Look through the lines below and extract any with the word "JSON".

*Provided data*.
■ ■ ■ ■ ■ ■ ■

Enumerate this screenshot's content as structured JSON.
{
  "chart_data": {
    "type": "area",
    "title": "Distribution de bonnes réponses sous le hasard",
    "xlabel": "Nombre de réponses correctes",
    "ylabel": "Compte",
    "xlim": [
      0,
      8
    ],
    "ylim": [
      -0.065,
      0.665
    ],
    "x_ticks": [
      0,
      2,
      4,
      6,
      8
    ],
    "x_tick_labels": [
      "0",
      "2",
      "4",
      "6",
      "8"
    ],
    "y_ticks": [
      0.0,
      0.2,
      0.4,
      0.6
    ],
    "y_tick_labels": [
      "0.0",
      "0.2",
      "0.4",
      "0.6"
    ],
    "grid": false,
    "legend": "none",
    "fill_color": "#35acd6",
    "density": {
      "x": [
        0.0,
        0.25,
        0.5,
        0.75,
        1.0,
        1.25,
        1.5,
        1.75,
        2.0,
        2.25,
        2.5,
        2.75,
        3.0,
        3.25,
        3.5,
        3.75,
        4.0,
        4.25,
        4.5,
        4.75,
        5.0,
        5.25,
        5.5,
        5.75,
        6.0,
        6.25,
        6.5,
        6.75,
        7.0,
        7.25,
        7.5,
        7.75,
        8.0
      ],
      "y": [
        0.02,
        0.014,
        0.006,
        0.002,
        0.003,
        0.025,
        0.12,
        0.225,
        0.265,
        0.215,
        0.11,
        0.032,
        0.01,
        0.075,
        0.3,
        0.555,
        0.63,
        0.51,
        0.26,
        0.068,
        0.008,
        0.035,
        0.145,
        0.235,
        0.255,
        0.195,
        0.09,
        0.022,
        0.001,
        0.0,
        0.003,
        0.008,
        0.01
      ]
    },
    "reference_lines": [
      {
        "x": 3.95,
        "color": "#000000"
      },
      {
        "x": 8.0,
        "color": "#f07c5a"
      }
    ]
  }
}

■ ■ ■ ■ ■ ■ ■

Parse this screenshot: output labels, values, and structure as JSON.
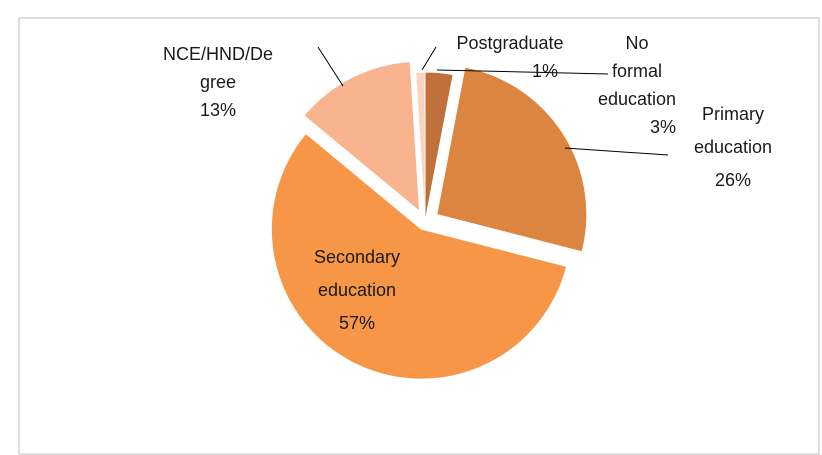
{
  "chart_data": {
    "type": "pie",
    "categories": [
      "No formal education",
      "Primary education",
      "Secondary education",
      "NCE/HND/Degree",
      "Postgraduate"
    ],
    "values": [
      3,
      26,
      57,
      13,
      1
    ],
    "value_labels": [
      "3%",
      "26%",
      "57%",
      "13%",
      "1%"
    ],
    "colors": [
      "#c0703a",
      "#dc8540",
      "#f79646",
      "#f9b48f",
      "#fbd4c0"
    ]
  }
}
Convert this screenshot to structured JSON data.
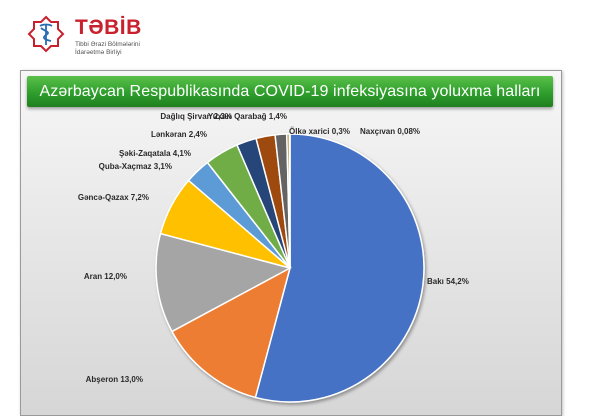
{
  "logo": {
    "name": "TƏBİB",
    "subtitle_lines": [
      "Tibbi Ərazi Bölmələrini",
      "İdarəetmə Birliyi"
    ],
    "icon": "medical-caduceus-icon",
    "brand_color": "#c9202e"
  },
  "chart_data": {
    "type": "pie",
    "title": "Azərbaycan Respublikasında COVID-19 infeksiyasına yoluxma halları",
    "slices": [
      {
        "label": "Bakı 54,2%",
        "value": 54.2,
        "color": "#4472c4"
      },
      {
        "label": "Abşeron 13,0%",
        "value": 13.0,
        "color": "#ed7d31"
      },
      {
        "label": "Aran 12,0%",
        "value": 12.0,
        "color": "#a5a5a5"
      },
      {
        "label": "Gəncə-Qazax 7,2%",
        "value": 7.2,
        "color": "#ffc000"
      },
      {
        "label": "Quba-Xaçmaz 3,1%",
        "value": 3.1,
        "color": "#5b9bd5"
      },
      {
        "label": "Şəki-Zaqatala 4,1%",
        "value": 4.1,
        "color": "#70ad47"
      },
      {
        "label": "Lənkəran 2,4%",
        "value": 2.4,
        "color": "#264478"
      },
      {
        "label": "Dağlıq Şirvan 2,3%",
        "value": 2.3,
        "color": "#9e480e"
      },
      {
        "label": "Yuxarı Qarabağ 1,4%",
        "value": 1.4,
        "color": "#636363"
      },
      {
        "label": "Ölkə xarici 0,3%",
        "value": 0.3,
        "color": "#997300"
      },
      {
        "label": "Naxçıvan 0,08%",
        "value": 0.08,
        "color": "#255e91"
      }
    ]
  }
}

■ ■ ■ ■ ■ ■ ■

*Solution to this problem*.
Enumerate this screenshot's content as structured JSON.
Parse this screenshot: output labels, values, and structure as JSON.
Convert this screenshot to structured JSON data.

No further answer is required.